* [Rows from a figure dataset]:
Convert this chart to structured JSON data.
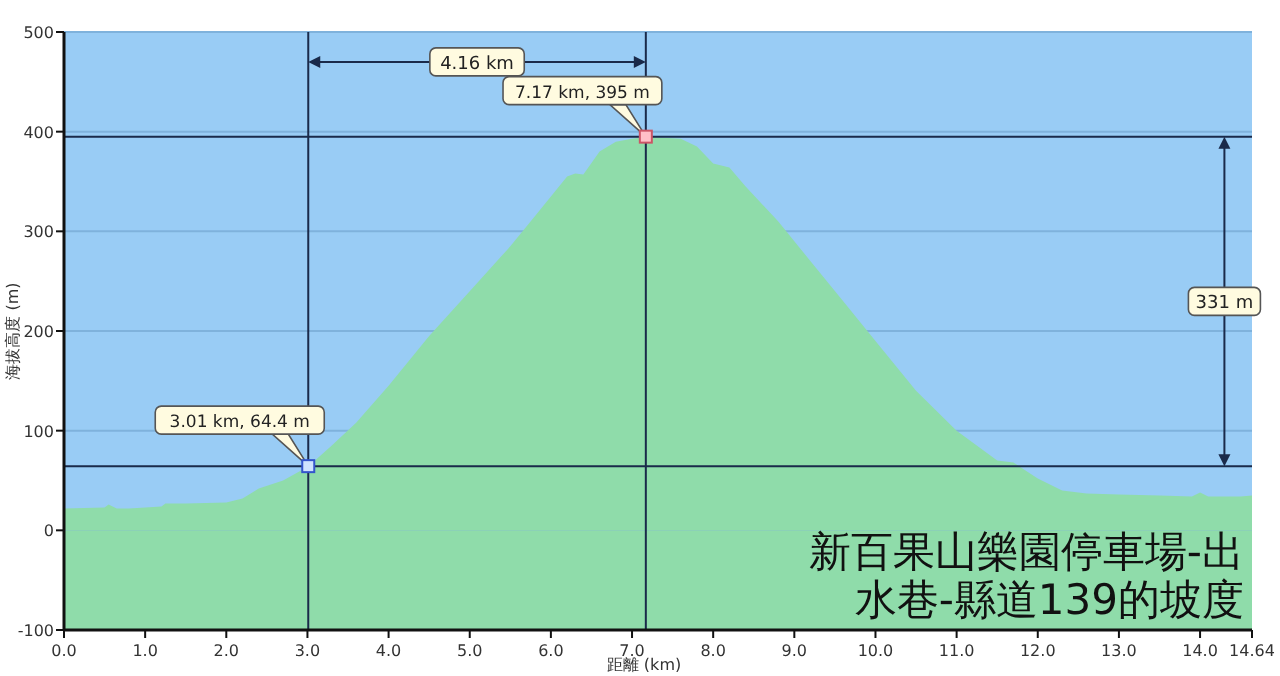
{
  "chart_data": {
    "type": "area",
    "title": "新百果山樂園停車場-出水巷-縣道139的坡度",
    "xlabel": "距離 (km)",
    "ylabel": "海拔高度 (m)",
    "x": [
      0,
      0.5,
      0.55,
      0.65,
      0.8,
      1.2,
      1.25,
      1.5,
      2.0,
      2.2,
      2.4,
      2.7,
      3.01,
      3.3,
      3.6,
      4.0,
      4.5,
      5.0,
      5.5,
      5.8,
      6.0,
      6.2,
      6.3,
      6.4,
      6.6,
      6.8,
      7.0,
      7.17,
      7.4,
      7.6,
      7.8,
      8.0,
      8.2,
      8.4,
      8.8,
      9.2,
      9.6,
      10.0,
      10.5,
      11.0,
      11.5,
      11.7,
      12.0,
      12.3,
      12.6,
      13.0,
      13.5,
      13.9,
      14.0,
      14.1,
      14.5,
      14.64
    ],
    "series": [
      {
        "color": "#8fdcaa",
        "values": [
          22,
          23,
          26,
          22,
          22,
          24,
          27,
          27,
          28,
          32,
          42,
          50,
          64,
          85,
          108,
          145,
          195,
          240,
          285,
          315,
          335,
          355,
          358,
          357,
          380,
          390,
          393,
          395,
          394,
          393,
          385,
          368,
          364,
          345,
          310,
          270,
          230,
          190,
          140,
          100,
          70,
          68,
          52,
          40,
          37,
          36,
          35,
          34,
          38,
          34,
          34,
          35
        ]
      }
    ],
    "xlim": [
      0,
      14.64
    ],
    "xticks": [
      {
        "value": 0,
        "label": "0.0"
      },
      {
        "value": 1,
        "label": "1.0"
      },
      {
        "value": 2,
        "label": "2.0"
      },
      {
        "value": 3,
        "label": "3.0"
      },
      {
        "value": 4,
        "label": "4.0"
      },
      {
        "value": 5,
        "label": "5.0"
      },
      {
        "value": 6,
        "label": "6.0"
      },
      {
        "value": 7,
        "label": "7.0"
      },
      {
        "value": 8,
        "label": "8.0"
      },
      {
        "value": 9,
        "label": "9.0"
      },
      {
        "value": 10,
        "label": "10.0"
      },
      {
        "value": 11,
        "label": "11.0"
      },
      {
        "value": 12,
        "label": "12.0"
      },
      {
        "value": 13,
        "label": "13.0"
      },
      {
        "value": 14,
        "label": "14.0"
      },
      14.64
    ],
    "ylim": [
      -100,
      500
    ],
    "yticks": [
      -100,
      0,
      100,
      200,
      300,
      400,
      500
    ],
    "grid": "y",
    "bands": [
      {
        "axis": "y",
        "from": -100,
        "to": 0,
        "color": "#8fdcaa"
      }
    ],
    "ref_lines": [
      {
        "axis": "x",
        "value": 3.01,
        "color": "#1a2a4a"
      },
      {
        "axis": "x",
        "value": 7.17,
        "color": "#1a2a4a"
      },
      {
        "axis": "y",
        "value": 64.4,
        "color": "#1a2a4a"
      },
      {
        "axis": "y",
        "value": 395,
        "color": "#1a2a4a"
      }
    ],
    "annotations": [
      {
        "text": "3.01 km, 64.4 m",
        "x": 3.01,
        "y": 64.4
      },
      {
        "text": "7.17 km, 395 m",
        "x": 7.17,
        "y": 395
      },
      "4.16 km",
      "331 m"
    ]
  }
}
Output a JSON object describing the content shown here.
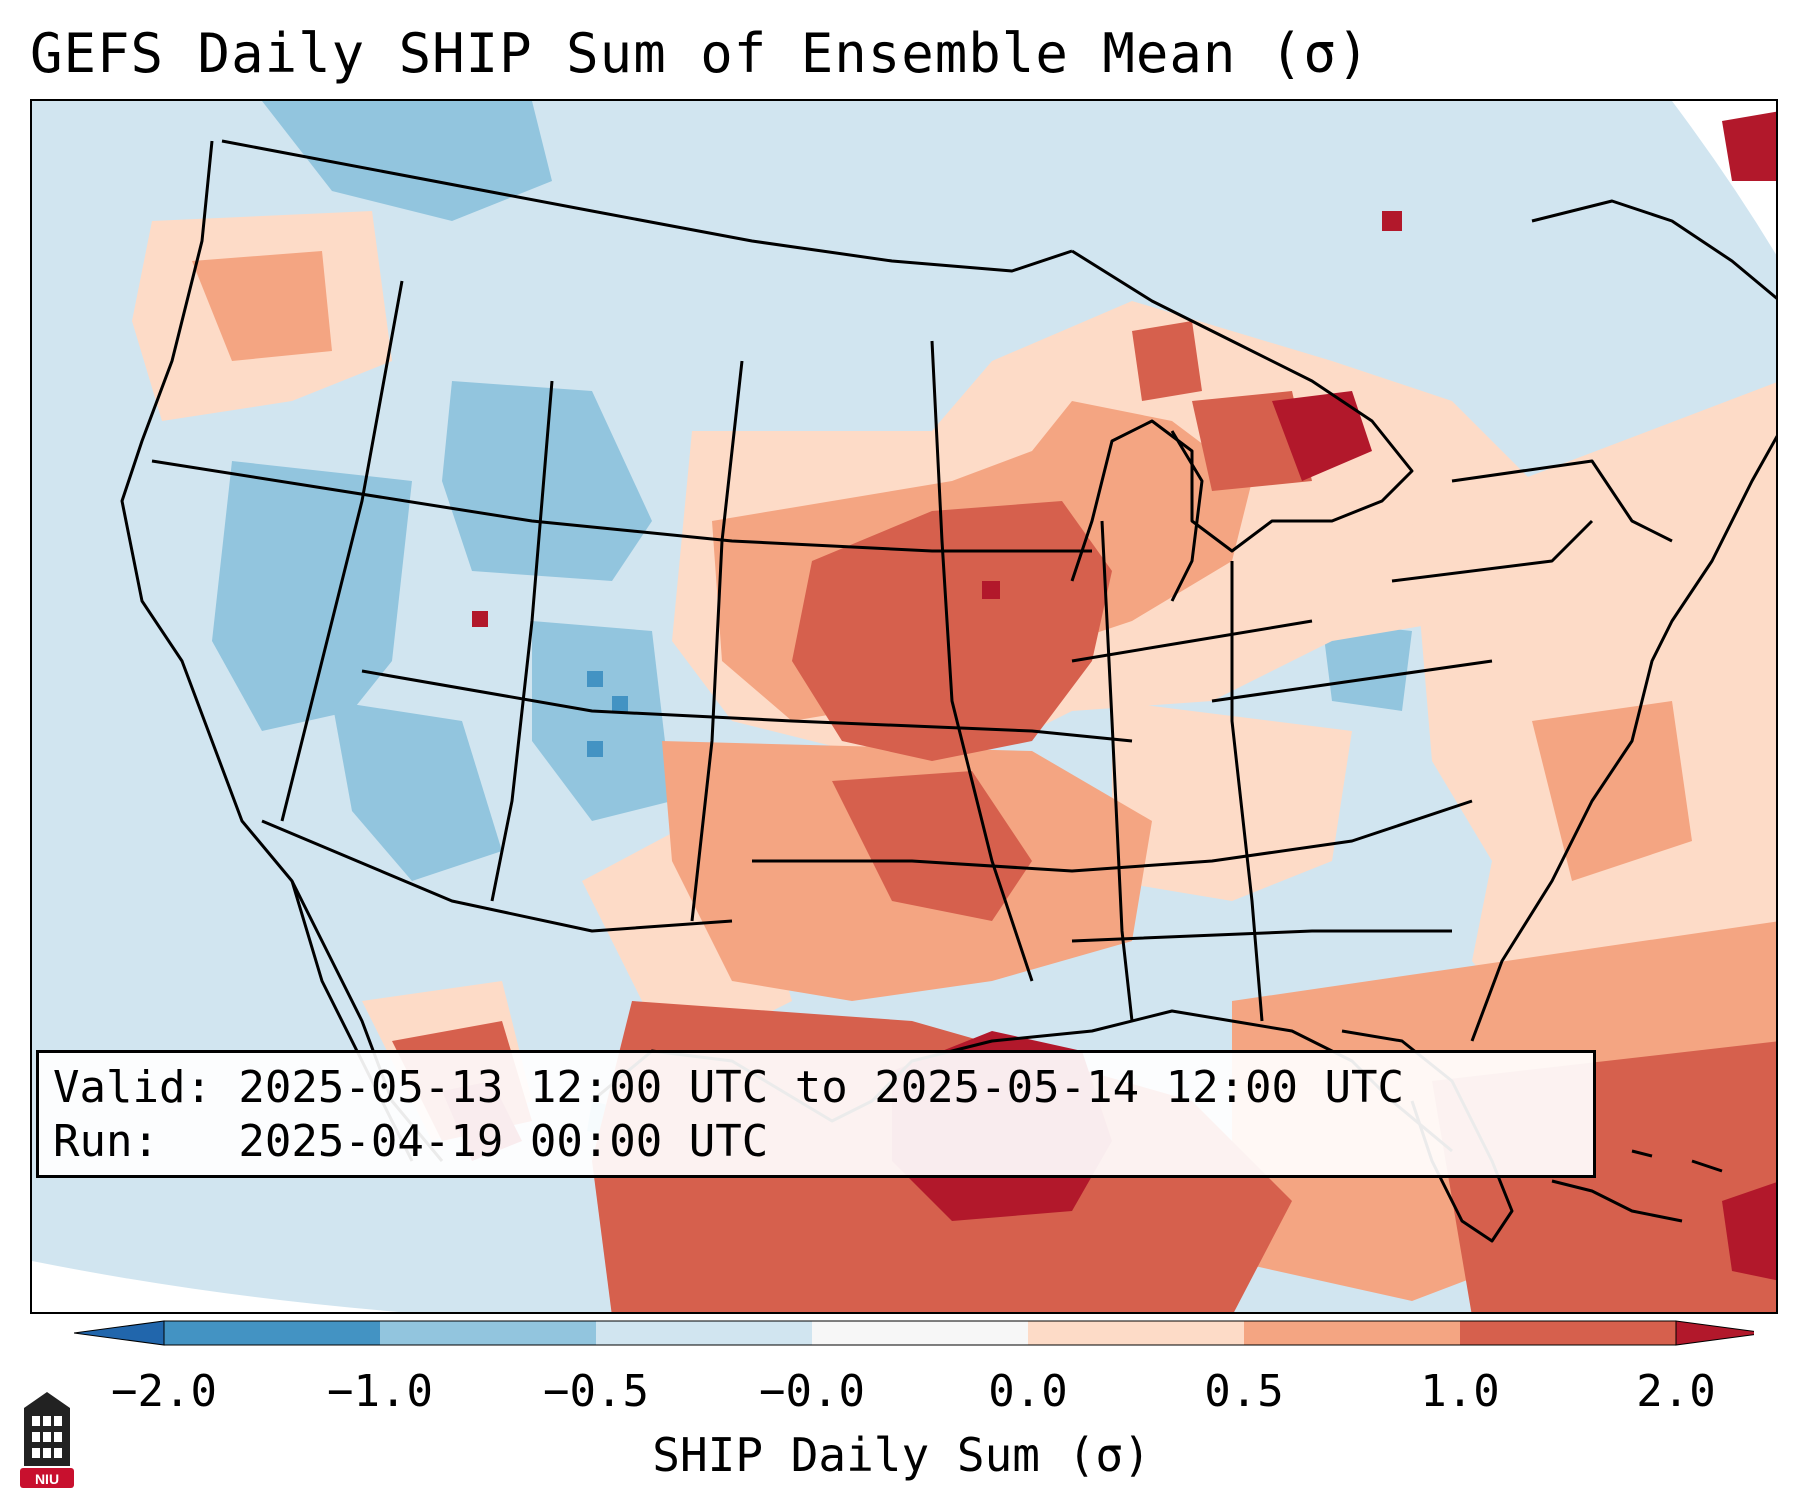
{
  "title": "GEFS Daily SHIP Sum of Ensemble Mean (σ)",
  "info": {
    "valid_line": "Valid: 2025-05-13 12:00 UTC to 2025-05-14 12:00 UTC",
    "run_line": "Run:   2025-04-19 00:00 UTC"
  },
  "colorbar": {
    "label": "SHIP Daily Sum (σ)",
    "ticks": [
      "−2.0",
      "−1.0",
      "−0.5",
      "−0.0",
      "0.0",
      "0.5",
      "1.0",
      "2.0"
    ],
    "bins": [
      {
        "range": "< -2.0",
        "color": "#2166ac"
      },
      {
        "range": "-2.0 to -1.0",
        "color": "#4393c3"
      },
      {
        "range": "-1.0 to -0.5",
        "color": "#92c5de"
      },
      {
        "range": "-0.5 to -0.0",
        "color": "#d1e5f0"
      },
      {
        "range": "-0.0 to 0.0",
        "color": "#f7f7f7"
      },
      {
        "range": "0.0 to 0.5",
        "color": "#fddbc7"
      },
      {
        "range": "0.5 to 1.0",
        "color": "#f4a582"
      },
      {
        "range": "1.0 to 2.0",
        "color": "#d6604d"
      },
      {
        "range": "> 2.0",
        "color": "#b2182b"
      }
    ]
  },
  "map": {
    "region": "CONUS",
    "field_colors": {
      "strong_negative": "#92c5de",
      "weak_negative": "#d1e5f0",
      "weak_positive": "#fddbc7",
      "moderate_positive": "#f4a582",
      "strong_positive": "#d6604d",
      "extreme_positive": "#b2182b"
    }
  },
  "logo": {
    "text": "NIU",
    "color": "#c8102e"
  }
}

* [Task prompt]: Every line that holds the string "title" should be returned.

* [Solution to the exercise]:
    "title": "新百果山樂園停車場-出水巷-縣道139的坡度",
  "title": "GEFS Daily SHIP Sum of Ensemble Mean (σ)",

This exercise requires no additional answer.